**Directions:** Reproduce every line of the material below, but drop the pictures.

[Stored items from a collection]
>> Begin

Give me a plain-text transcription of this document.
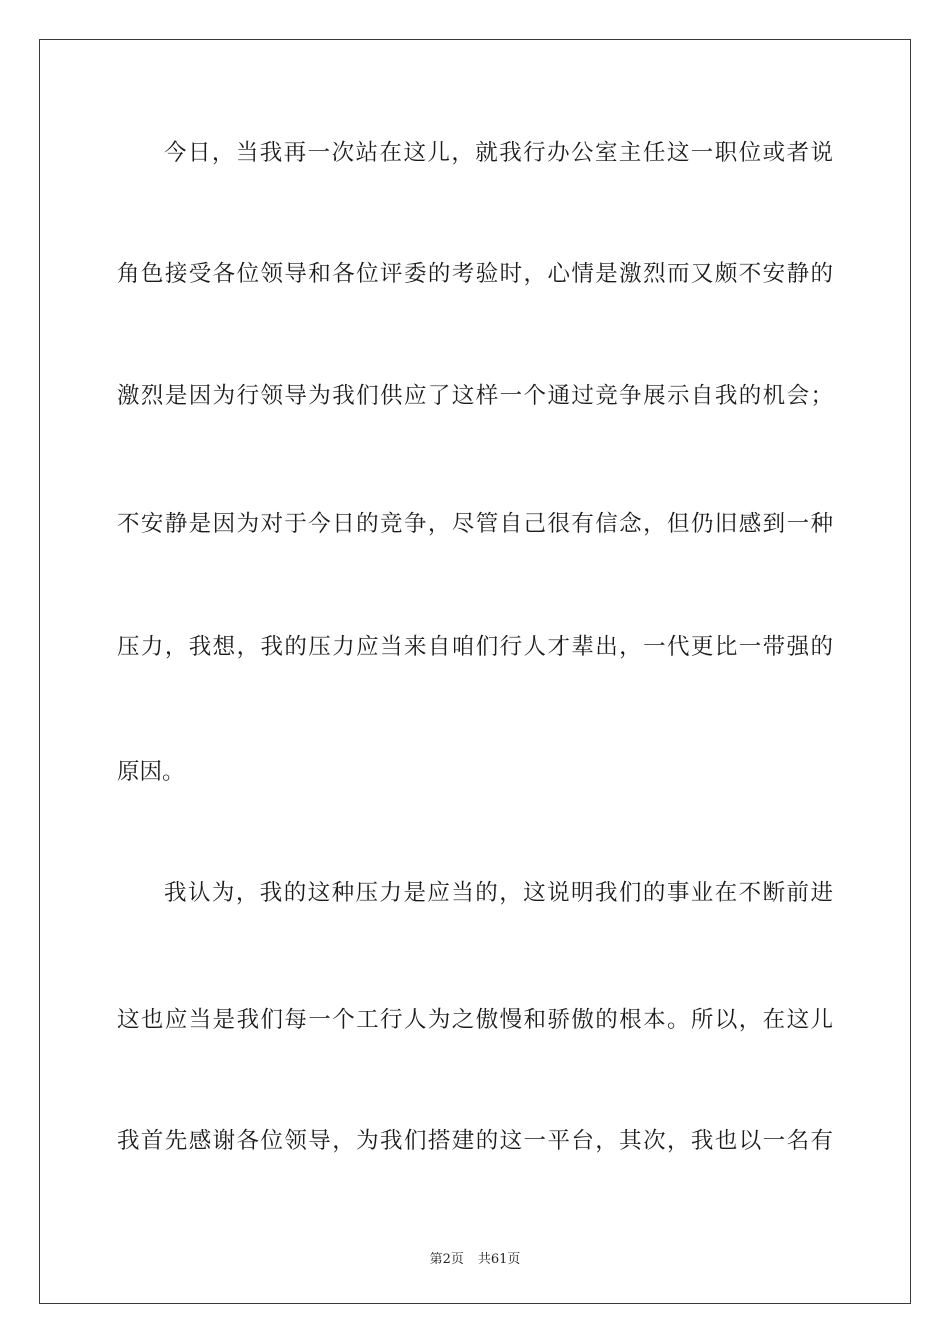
今日，当我再一次站在这儿，就我行办公室主任这一职位或者说
角色接受各位领导和各位评委的考验时，心情是激烈而又颇不安静的
激烈是因为行领导为我们供应了这样一个通过竞争展示自我的机会；
不安静是因为对于今日的竞争，尽管自己很有信念，但仍旧感到一种
压力，我想，我的压力应当来自咱们行人才辈出，一代更比一带强的
原因。
我认为，我的这种压力是应当的，这说明我们的事业在不断前进
这也应当是我们每一个工行人为之傲慢和骄傲的根本。所以，在这儿
我首先感谢各位领导，为我们搭建的这一平台，其次，我也以一名有
第2页 共61页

>> End

**Completed task:**
Give me a plain-text transcription of this document.
今日，当我再一次站在这儿，就我行办公室主任这一职位或者说
角色接受各位领导和各位评委的考验时，心情是激烈而又颇不安静的
激烈是因为行领导为我们供应了这样一个通过竞争展示自我的机会；
不安静是因为对于今日的竞争，尽管自己很有信念，但仍旧感到一种
压力，我想，我的压力应当来自咱们行人才辈出，一代更比一带强的
原因。
我认为，我的这种压力是应当的，这说明我们的事业在不断前进
这也应当是我们每一个工行人为之傲慢和骄傲的根本。所以，在这儿
我首先感谢各位领导，为我们搭建的这一平台，其次，我也以一名有
第2页 共61页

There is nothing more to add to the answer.